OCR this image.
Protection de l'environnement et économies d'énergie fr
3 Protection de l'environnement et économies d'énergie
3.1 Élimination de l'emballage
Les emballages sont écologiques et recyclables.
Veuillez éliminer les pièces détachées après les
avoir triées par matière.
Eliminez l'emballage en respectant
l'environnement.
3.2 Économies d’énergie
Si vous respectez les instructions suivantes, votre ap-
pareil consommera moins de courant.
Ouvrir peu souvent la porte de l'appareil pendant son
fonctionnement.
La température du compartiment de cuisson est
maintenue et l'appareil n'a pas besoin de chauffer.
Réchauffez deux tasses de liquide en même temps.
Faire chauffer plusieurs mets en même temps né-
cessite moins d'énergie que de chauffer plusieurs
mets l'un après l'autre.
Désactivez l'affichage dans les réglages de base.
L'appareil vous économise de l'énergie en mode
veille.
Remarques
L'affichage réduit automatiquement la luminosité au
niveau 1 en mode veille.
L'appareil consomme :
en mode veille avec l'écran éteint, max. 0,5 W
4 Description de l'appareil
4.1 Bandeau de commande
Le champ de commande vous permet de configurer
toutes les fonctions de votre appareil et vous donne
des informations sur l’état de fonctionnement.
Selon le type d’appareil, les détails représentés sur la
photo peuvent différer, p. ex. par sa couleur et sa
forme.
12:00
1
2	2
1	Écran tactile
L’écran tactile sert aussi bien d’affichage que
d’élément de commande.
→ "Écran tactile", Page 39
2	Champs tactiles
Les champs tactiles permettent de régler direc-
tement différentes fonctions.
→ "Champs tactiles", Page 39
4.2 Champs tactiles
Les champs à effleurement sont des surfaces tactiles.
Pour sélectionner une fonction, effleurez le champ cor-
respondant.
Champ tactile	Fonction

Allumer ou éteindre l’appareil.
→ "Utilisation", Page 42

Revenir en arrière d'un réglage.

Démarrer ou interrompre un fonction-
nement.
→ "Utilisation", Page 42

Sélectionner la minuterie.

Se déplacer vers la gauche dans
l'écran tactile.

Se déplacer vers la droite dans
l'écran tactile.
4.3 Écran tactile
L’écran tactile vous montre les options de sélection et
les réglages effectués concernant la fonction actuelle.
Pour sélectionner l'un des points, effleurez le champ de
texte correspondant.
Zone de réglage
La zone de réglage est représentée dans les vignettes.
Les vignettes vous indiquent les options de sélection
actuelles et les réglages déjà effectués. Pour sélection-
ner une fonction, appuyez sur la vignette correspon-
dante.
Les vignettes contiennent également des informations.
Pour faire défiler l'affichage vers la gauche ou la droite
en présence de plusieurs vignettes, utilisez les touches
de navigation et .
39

══════════

- Problem description -
Go through the listing above and return every line where the word "vers" occurs.

- Full solution -
Se déplacer vers la gauche dans
Se déplacer vers la droite dans
Pour faire défiler l'affichage vers la gauche ou la droite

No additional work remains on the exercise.